## Material for this exercise
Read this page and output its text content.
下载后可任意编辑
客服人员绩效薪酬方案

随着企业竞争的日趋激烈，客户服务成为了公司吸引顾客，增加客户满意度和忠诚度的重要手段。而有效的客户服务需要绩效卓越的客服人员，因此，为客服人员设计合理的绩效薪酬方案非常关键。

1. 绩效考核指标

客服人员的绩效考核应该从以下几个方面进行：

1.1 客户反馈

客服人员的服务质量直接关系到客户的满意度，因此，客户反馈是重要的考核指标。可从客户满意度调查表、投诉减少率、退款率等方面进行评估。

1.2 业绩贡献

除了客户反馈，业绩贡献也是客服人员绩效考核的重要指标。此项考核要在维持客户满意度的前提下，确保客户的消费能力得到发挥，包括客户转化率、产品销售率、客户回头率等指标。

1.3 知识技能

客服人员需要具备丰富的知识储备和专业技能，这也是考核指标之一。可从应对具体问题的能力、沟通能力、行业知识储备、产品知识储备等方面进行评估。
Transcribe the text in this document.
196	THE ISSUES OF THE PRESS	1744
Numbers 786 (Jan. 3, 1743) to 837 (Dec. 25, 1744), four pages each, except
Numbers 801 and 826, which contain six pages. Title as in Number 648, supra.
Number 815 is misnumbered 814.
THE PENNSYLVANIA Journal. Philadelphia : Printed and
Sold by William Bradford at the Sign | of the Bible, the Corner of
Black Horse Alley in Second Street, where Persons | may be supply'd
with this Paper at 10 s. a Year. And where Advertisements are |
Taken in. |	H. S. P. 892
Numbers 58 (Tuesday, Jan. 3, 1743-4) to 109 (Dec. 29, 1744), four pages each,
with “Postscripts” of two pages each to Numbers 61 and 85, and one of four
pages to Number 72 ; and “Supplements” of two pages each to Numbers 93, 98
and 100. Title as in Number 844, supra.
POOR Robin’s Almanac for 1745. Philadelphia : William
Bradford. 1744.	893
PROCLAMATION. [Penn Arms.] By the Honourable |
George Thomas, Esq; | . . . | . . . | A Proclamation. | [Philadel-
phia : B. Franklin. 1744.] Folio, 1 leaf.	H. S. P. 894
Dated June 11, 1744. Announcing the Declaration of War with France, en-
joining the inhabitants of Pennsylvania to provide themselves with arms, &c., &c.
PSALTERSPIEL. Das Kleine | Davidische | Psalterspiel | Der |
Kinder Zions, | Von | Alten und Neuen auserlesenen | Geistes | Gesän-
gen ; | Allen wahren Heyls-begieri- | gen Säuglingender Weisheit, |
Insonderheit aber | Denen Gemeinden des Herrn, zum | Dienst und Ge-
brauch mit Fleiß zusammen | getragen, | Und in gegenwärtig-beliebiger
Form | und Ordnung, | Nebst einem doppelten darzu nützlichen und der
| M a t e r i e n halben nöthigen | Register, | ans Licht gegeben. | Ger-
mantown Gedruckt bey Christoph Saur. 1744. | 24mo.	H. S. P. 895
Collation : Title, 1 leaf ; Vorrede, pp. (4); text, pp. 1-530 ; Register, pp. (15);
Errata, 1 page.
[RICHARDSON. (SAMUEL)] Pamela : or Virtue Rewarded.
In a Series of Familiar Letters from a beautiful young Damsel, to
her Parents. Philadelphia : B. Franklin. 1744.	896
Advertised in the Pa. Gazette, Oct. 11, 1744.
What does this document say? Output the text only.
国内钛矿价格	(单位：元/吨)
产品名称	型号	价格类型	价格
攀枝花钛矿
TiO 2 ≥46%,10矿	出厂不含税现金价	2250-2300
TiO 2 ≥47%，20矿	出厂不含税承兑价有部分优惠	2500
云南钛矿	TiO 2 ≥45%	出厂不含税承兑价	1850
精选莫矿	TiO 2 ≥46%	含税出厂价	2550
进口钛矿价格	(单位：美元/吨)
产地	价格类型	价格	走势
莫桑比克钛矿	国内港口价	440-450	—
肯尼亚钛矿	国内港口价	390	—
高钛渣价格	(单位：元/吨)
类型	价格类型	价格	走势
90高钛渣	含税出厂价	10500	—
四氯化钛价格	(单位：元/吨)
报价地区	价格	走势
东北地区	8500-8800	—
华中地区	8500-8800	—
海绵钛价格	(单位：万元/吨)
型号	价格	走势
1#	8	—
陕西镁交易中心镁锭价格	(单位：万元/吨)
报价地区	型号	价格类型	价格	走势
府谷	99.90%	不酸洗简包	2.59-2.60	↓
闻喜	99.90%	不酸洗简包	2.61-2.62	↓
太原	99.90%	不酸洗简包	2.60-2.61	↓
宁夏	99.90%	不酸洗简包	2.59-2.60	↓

## Required task
Determine how many lines of the material include the string "Philadelphia". Output only that count.

## Answer below
3